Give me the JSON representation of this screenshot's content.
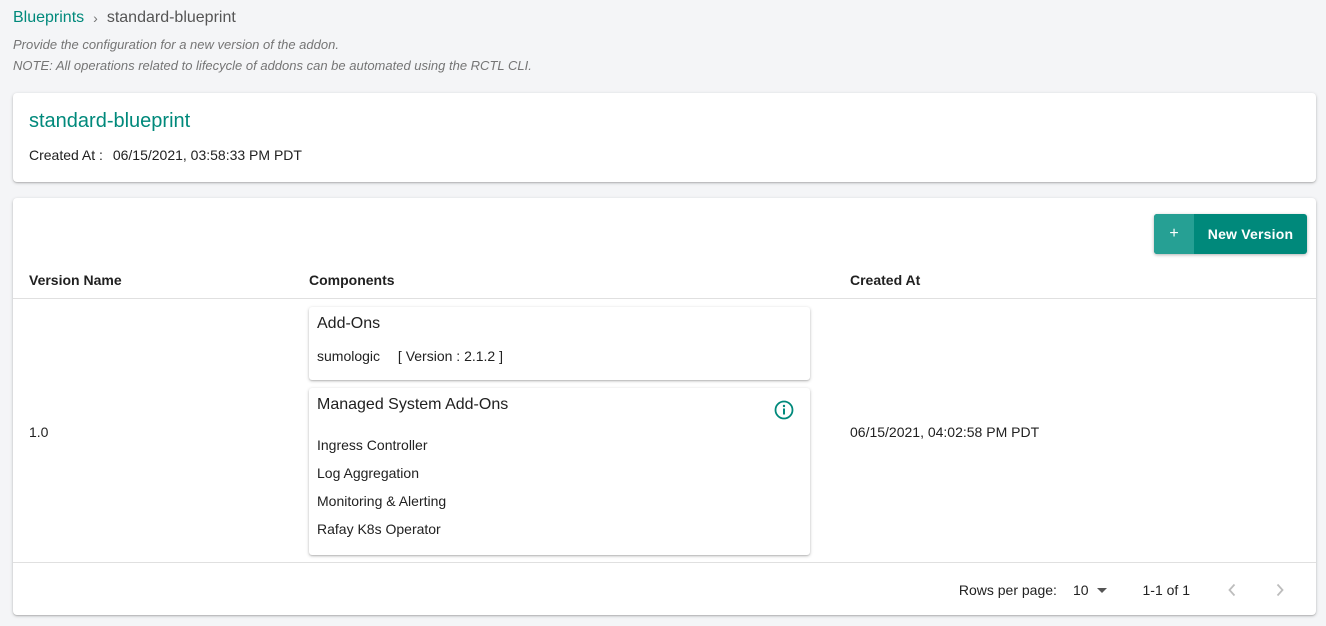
{
  "breadcrumb": {
    "link": "Blueprints",
    "separator": "›",
    "current": "standard-blueprint"
  },
  "description": {
    "line1": "Provide the configuration for a new version of the addon.",
    "line2": "NOTE: All operations related to lifecycle of addons can be automated using the RCTL CLI."
  },
  "blueprint": {
    "name": "standard-blueprint",
    "created_label": "Created At :",
    "created_value": "06/15/2021, 03:58:33 PM PDT"
  },
  "toolbar": {
    "plus": "+",
    "new_version_label": "New Version"
  },
  "table": {
    "columns": [
      "Version Name",
      "Components",
      "Created At"
    ],
    "rows": [
      {
        "version": "1.0",
        "created_at": "06/15/2021, 04:02:58 PM PDT",
        "addons": {
          "title": "Add-Ons",
          "items": [
            {
              "name": "sumologic",
              "version": "[ Version : 2.1.2 ]"
            }
          ]
        },
        "managed": {
          "title": "Managed System Add-Ons",
          "items": [
            "Ingress Controller",
            "Log Aggregation",
            "Monitoring & Alerting",
            "Rafay K8s Operator"
          ]
        }
      }
    ]
  },
  "pagination": {
    "rows_per_page_label": "Rows per page:",
    "rows_per_page_value": "10",
    "range": "1-1 of 1"
  },
  "colors": {
    "accent": "#00897b",
    "background": "#f4f5f7"
  },
  "icons": {
    "info": "info-circle-icon",
    "prev": "chevron-left-icon",
    "next": "chevron-right-icon",
    "dropdown": "caret-down-icon"
  }
}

==================================================

WHAT YOU NEED TO DO | Reproduce each line of the material containing the word "addons".

OUTPUT OF THE EXERCISE |
    "line2": "NOTE: All operations related to lifecycle of addons can be automated using the RCTL CLI."
        "addons": {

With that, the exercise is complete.